Prompt:
Copy every line of the data below verbatim, leaving out the pictures.

Dataset excerpts:
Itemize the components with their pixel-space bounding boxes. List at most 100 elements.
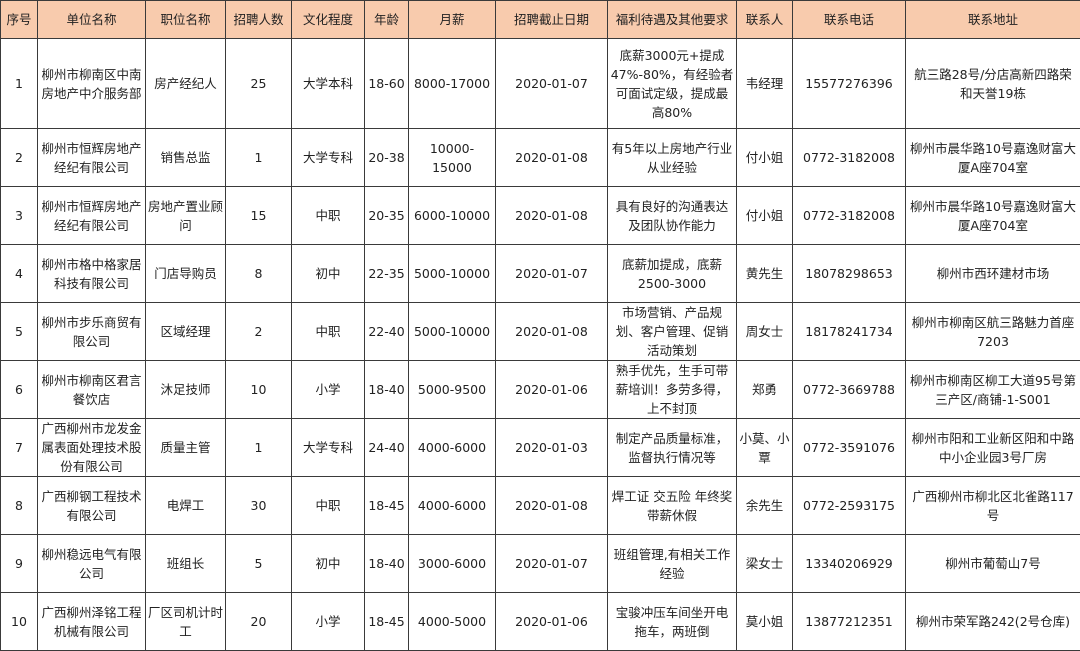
cell-age: 18-40 (365, 535, 409, 593)
cell-contact-phone: 13877212351 (793, 593, 906, 651)
cell-company-name: 柳州市格中格家居科技有限公司 (38, 245, 146, 303)
cell-row-number: 3 (1, 187, 38, 245)
cell-position-name: 区域经理 (146, 303, 226, 361)
cell-contact-person: 付小姐 (737, 129, 793, 187)
cell-position-name: 销售总监 (146, 129, 226, 187)
cell-benefits-requirements: 焊工证 交五险 年终奖 带薪休假 (608, 477, 737, 535)
cell-contact-person: 小莫、小覃 (737, 419, 793, 477)
cell-age: 24-40 (365, 419, 409, 477)
column-header-row-number: 序号 (1, 1, 38, 39)
cell-monthly-salary: 4000-5000 (409, 593, 496, 651)
cell-education: 大学专科 (292, 419, 365, 477)
cell-company-name: 广西柳州泽铭工程机械有限公司 (38, 593, 146, 651)
cell-position-name: 门店导购员 (146, 245, 226, 303)
cell-contact-address: 柳州市晨华路10号嘉逸财富大厦A座704室 (906, 129, 1080, 187)
cell-contact-address: 柳州市柳南区柳工大道95号第三产区/商铺-1-S001 (906, 361, 1080, 419)
cell-education: 中职 (292, 303, 365, 361)
cell-age: 18-40 (365, 361, 409, 419)
cell-headcount: 30 (226, 477, 292, 535)
cell-education: 中职 (292, 477, 365, 535)
cell-education: 大学专科 (292, 129, 365, 187)
cell-monthly-salary: 10000-15000 (409, 129, 496, 187)
cell-benefits-requirements: 熟手优先，生手可带薪培训！多劳多得，上不封顶 (608, 361, 737, 419)
column-header-headcount: 招聘人数 (226, 1, 292, 39)
cell-deadline: 2020-01-08 (496, 129, 608, 187)
cell-deadline: 2020-01-06 (496, 361, 608, 419)
cell-position-name: 沐足技师 (146, 361, 226, 419)
column-header-benefits-requirements: 福利待遇及其他要求 (608, 1, 737, 39)
cell-deadline: 2020-01-07 (496, 245, 608, 303)
cell-row-number: 8 (1, 477, 38, 535)
column-header-deadline: 招聘截止日期 (496, 1, 608, 39)
cell-row-number: 1 (1, 39, 38, 129)
cell-benefits-requirements: 底薪加提成，底薪2500-3000 (608, 245, 737, 303)
cell-monthly-salary: 8000-17000 (409, 39, 496, 129)
cell-company-name: 柳州市恒辉房地产经纪有限公司 (38, 129, 146, 187)
cell-contact-address: 柳州市葡萄山7号 (906, 535, 1080, 593)
cell-headcount: 25 (226, 39, 292, 129)
cell-row-number: 9 (1, 535, 38, 593)
column-header-company-name: 单位名称 (38, 1, 146, 39)
cell-age: 22-35 (365, 245, 409, 303)
cell-age: 22-40 (365, 303, 409, 361)
cell-monthly-salary: 4000-6000 (409, 419, 496, 477)
cell-monthly-salary: 5000-10000 (409, 245, 496, 303)
cell-contact-address: 柳州市晨华路10号嘉逸财富大厦A座704室 (906, 187, 1080, 245)
cell-contact-person: 周女士 (737, 303, 793, 361)
cell-contact-address: 柳州市柳南区航三路魅力首座7203 (906, 303, 1080, 361)
cell-benefits-requirements: 具有良好的沟通表达及团队协作能力 (608, 187, 737, 245)
cell-age: 18-60 (365, 39, 409, 129)
cell-contact-person: 黄先生 (737, 245, 793, 303)
cell-headcount: 5 (226, 535, 292, 593)
cell-contact-person: 韦经理 (737, 39, 793, 129)
cell-contact-address: 柳州市西环建材市场 (906, 245, 1080, 303)
cell-monthly-salary: 4000-6000 (409, 477, 496, 535)
cell-deadline: 2020-01-07 (496, 39, 608, 129)
cell-deadline: 2020-01-06 (496, 593, 608, 651)
cell-monthly-salary: 3000-6000 (409, 535, 496, 593)
cell-education: 中职 (292, 187, 365, 245)
cell-position-name: 厂区司机计时工 (146, 593, 226, 651)
cell-deadline: 2020-01-08 (496, 477, 608, 535)
cell-headcount: 20 (226, 593, 292, 651)
cell-position-name: 房产经纪人 (146, 39, 226, 129)
cell-education: 小学 (292, 361, 365, 419)
cell-row-number: 2 (1, 129, 38, 187)
cell-deadline: 2020-01-07 (496, 535, 608, 593)
cell-row-number: 7 (1, 419, 38, 477)
cell-row-number: 5 (1, 303, 38, 361)
cell-age: 18-45 (365, 593, 409, 651)
cell-contact-phone: 0772-3182008 (793, 187, 906, 245)
cell-contact-phone: 0772-3669788 (793, 361, 906, 419)
cell-contact-address: 航三路28号/分店高新四路荣和天誉19栋 (906, 39, 1080, 129)
cell-deadline: 2020-01-03 (496, 419, 608, 477)
cell-benefits-requirements: 市场营销、产品规划、客户管理、促销活动策划 (608, 303, 737, 361)
cell-position-name: 电焊工 (146, 477, 226, 535)
cell-company-name: 柳州市柳南区君言餐饮店 (38, 361, 146, 419)
cell-monthly-salary: 5000-9500 (409, 361, 496, 419)
cell-deadline: 2020-01-08 (496, 303, 608, 361)
cell-contact-person: 莫小姐 (737, 593, 793, 651)
cell-age: 20-38 (365, 129, 409, 187)
column-header-education: 文化程度 (292, 1, 365, 39)
cell-company-name: 广西柳州市龙发金属表面处理技术股份有限公司 (38, 419, 146, 477)
cell-position-name: 房地产置业顾问 (146, 187, 226, 245)
cell-headcount: 10 (226, 361, 292, 419)
cell-contact-person: 郑勇 (737, 361, 793, 419)
cell-row-number: 10 (1, 593, 38, 651)
column-header-contact-address: 联系地址 (906, 1, 1080, 39)
cell-row-number: 4 (1, 245, 38, 303)
cell-deadline: 2020-01-08 (496, 187, 608, 245)
cell-contact-phone: 0772-3182008 (793, 129, 906, 187)
cell-education: 初中 (292, 535, 365, 593)
cell-contact-address: 柳州市荣军路242(2号仓库) (906, 593, 1080, 651)
cell-contact-person: 梁女士 (737, 535, 793, 593)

Answer for the task:
Itemize the components with their pixel-space bounding boxes. List at most 100 elements.
cell-age: 18-40 (365, 535, 409, 593)
cell-contact-phone: 13877212351 (793, 593, 906, 651)
cell-company-name: 柳州市格中格家居科技有限公司 (38, 245, 146, 303)
cell-row-number: 3 (1, 187, 38, 245)
cell-position-name: 区域经理 (146, 303, 226, 361)
cell-contact-person: 付小姐 (737, 129, 793, 187)
cell-position-name: 销售总监 (146, 129, 226, 187)
cell-benefits-requirements: 焊工证 交五险 年终奖 带薪休假 (608, 477, 737, 535)
cell-contact-person: 小莫、小覃 (737, 419, 793, 477)
cell-age: 24-40 (365, 419, 409, 477)
column-header-row-number: 序号 (1, 1, 38, 39)
cell-monthly-salary: 4000-5000 (409, 593, 496, 651)
cell-education: 大学专科 (292, 419, 365, 477)
cell-company-name: 广西柳州泽铭工程机械有限公司 (38, 593, 146, 651)
cell-position-name: 门店导购员 (146, 245, 226, 303)
cell-contact-address: 柳州市晨华路10号嘉逸财富大厦A座704室 (906, 129, 1080, 187)
cell-contact-address: 柳州市柳南区柳工大道95号第三产区/商铺-1-S001 (906, 361, 1080, 419)
cell-education: 中职 (292, 303, 365, 361)
cell-age: 18-40 (365, 361, 409, 419)
cell-headcount: 30 (226, 477, 292, 535)
cell-education: 中职 (292, 477, 365, 535)
cell-education: 大学专科 (292, 129, 365, 187)
cell-monthly-salary: 10000-15000 (409, 129, 496, 187)
cell-benefits-requirements: 熟手优先，生手可带薪培训！多劳多得，上不封顶 (608, 361, 737, 419)
column-header-headcount: 招聘人数 (226, 1, 292, 39)
cell-deadline: 2020-01-08 (496, 129, 608, 187)
cell-deadline: 2020-01-06 (496, 361, 608, 419)
cell-position-name: 沐足技师 (146, 361, 226, 419)
column-header-benefits-requirements: 福利待遇及其他要求 (608, 1, 737, 39)
cell-deadline: 2020-01-07 (496, 245, 608, 303)
cell-row-number: 8 (1, 477, 38, 535)
column-header-deadline: 招聘截止日期 (496, 1, 608, 39)
cell-row-number: 1 (1, 39, 38, 129)
cell-benefits-requirements: 底薪加提成，底薪2500-3000 (608, 245, 737, 303)
cell-monthly-salary: 8000-17000 (409, 39, 496, 129)
cell-company-name: 柳州市恒辉房地产经纪有限公司 (38, 129, 146, 187)
cell-contact-address: 柳州市葡萄山7号 (906, 535, 1080, 593)
cell-headcount: 25 (226, 39, 292, 129)
cell-row-number: 9 (1, 535, 38, 593)
column-header-company-name: 单位名称 (38, 1, 146, 39)
cell-age: 22-35 (365, 245, 409, 303)
cell-age: 22-40 (365, 303, 409, 361)
cell-monthly-salary: 4000-6000 (409, 419, 496, 477)
cell-monthly-salary: 5000-10000 (409, 245, 496, 303)
cell-contact-address: 柳州市晨华路10号嘉逸财富大厦A座704室 (906, 187, 1080, 245)
cell-contact-person: 周女士 (737, 303, 793, 361)
cell-contact-address: 柳州市柳南区航三路魅力首座7203 (906, 303, 1080, 361)
cell-benefits-requirements: 具有良好的沟通表达及团队协作能力 (608, 187, 737, 245)
cell-age: 18-60 (365, 39, 409, 129)
cell-contact-person: 黄先生 (737, 245, 793, 303)
cell-headcount: 5 (226, 535, 292, 593)
cell-contact-person: 韦经理 (737, 39, 793, 129)
cell-contact-address: 柳州市西环建材市场 (906, 245, 1080, 303)
cell-monthly-salary: 4000-6000 (409, 477, 496, 535)
cell-deadline: 2020-01-07 (496, 39, 608, 129)
cell-deadline: 2020-01-06 (496, 593, 608, 651)
cell-monthly-salary: 3000-6000 (409, 535, 496, 593)
cell-education: 中职 (292, 187, 365, 245)
cell-position-name: 厂区司机计时工 (146, 593, 226, 651)
cell-deadline: 2020-01-08 (496, 477, 608, 535)
cell-headcount: 20 (226, 593, 292, 651)
cell-position-name: 房产经纪人 (146, 39, 226, 129)
cell-education: 小学 (292, 361, 365, 419)
cell-row-number: 2 (1, 129, 38, 187)
cell-deadline: 2020-01-07 (496, 535, 608, 593)
cell-row-number: 7 (1, 419, 38, 477)
cell-row-number: 5 (1, 303, 38, 361)
cell-age: 18-45 (365, 593, 409, 651)
cell-contact-phone: 0772-3182008 (793, 187, 906, 245)
cell-contact-phone: 0772-3669788 (793, 361, 906, 419)
cell-contact-address: 航三路28号/分店高新四路荣和天誉19栋 (906, 39, 1080, 129)
cell-deadline: 2020-01-03 (496, 419, 608, 477)
cell-benefits-requirements: 市场营销、产品规划、客户管理、促销活动策划 (608, 303, 737, 361)
cell-position-name: 电焊工 (146, 477, 226, 535)
cell-company-name: 柳州市柳南区君言餐饮店 (38, 361, 146, 419)
cell-monthly-salary: 5000-9500 (409, 361, 496, 419)
cell-deadline: 2020-01-08 (496, 303, 608, 361)
cell-contact-person: 莫小姐 (737, 593, 793, 651)
cell-age: 20-38 (365, 129, 409, 187)
column-header-education: 文化程度 (292, 1, 365, 39)
cell-company-name: 广西柳州市龙发金属表面处理技术股份有限公司 (38, 419, 146, 477)
cell-position-name: 房地产置业顾问 (146, 187, 226, 245)
cell-headcount: 10 (226, 361, 292, 419)
cell-contact-person: 郑勇 (737, 361, 793, 419)
cell-row-number: 10 (1, 593, 38, 651)
column-header-contact-address: 联系地址 (906, 1, 1080, 39)
cell-row-number: 4 (1, 245, 38, 303)
cell-deadline: 2020-01-08 (496, 187, 608, 245)
cell-contact-phone: 0772-3182008 (793, 129, 906, 187)
cell-education: 初中 (292, 535, 365, 593)
cell-contact-address: 柳州市荣军路242(2号仓库) (906, 593, 1080, 651)
cell-contact-person: 梁女士 (737, 535, 793, 593)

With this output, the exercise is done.